» **Task brief**:
Return the count of lines that mention "name", with no other words.

Data records:
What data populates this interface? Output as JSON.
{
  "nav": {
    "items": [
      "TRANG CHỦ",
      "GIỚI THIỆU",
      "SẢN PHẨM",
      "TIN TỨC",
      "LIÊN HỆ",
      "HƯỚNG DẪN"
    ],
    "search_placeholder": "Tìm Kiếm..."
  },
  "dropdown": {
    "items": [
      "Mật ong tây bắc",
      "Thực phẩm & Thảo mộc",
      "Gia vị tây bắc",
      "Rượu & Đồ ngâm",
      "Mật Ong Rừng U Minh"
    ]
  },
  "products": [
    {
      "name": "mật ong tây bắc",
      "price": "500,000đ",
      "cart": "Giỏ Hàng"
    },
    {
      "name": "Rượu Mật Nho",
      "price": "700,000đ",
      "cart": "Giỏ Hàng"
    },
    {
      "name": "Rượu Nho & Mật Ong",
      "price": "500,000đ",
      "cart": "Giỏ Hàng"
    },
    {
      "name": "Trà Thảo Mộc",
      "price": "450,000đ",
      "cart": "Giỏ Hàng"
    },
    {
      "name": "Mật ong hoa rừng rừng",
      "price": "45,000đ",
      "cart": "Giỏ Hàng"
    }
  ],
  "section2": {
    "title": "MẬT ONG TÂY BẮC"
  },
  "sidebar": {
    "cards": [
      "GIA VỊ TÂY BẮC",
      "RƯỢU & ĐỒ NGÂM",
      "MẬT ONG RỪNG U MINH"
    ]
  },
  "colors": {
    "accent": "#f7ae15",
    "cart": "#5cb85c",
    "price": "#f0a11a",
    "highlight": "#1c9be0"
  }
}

» **Written answer**:
5